> _Exercise_
Every line of the data must be copied exactly.

Records from a data collection
_ _ _ _ _

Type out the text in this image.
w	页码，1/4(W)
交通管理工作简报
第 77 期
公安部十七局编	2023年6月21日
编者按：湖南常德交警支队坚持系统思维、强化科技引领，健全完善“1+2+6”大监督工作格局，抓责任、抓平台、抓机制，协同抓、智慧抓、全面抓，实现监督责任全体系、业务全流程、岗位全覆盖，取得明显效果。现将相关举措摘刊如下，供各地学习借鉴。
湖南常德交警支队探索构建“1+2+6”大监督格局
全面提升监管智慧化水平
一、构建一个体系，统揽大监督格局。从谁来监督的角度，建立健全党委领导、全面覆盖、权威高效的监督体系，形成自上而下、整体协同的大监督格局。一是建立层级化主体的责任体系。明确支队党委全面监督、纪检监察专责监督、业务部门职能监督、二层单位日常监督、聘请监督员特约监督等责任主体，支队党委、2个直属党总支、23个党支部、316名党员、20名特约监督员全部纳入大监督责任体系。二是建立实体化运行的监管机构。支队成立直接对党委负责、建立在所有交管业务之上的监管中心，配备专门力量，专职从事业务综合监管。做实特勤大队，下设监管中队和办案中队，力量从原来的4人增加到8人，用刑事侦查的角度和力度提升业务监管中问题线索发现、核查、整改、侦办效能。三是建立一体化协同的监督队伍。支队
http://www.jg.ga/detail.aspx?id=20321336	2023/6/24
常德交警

_ _ _ _ _

> _Result for this exercise_
Type out the text in this image.
w	页码，1/4(W)
交通管理工作简报
第 77 期
公安部十七局编	2023年6月21日
编者按：湖南常德交警支队坚持系统思维、强化科技引领，健全完善“1+2+6”大监督工作格局，抓责任、抓平台、抓机制，协同抓、智慧抓、全面抓，实现监督责任全体系、业务全流程、岗位全覆盖，取得明显效果。现将相关举措摘刊如下，供各地学习借鉴。
湖南常德交警支队探索构建“1+2+6”大监督格局
全面提升监管智慧化水平
一、构建一个体系，统揽大监督格局。从谁来监督的角度，建立健全党委领导、全面覆盖、权威高效的监督体系，形成自上而下、整体协同的大监督格局。一是建立层级化主体的责任体系。明确支队党委全面监督、纪检监察专责监督、业务部门职能监督、二层单位日常监督、聘请监督员特约监督等责任主体，支队党委、2个直属党总支、23个党支部、316名党员、20名特约监督员全部纳入大监督责任体系。二是建立实体化运行的监管机构。支队成立直接对党委负责、建立在所有交管业务之上的监管中心，配备专门力量，专职从事业务综合监管。做实特勤大队，下设监管中队和办案中队，力量从原来的4人增加到8人，用刑事侦查的角度和力度提升业务监管中问题线索发现、核查、整改、侦办效能。三是建立一体化协同的监督队伍。支队
http://www.jg.ga/detail.aspx?id=20321336	2023/6/24
常德交警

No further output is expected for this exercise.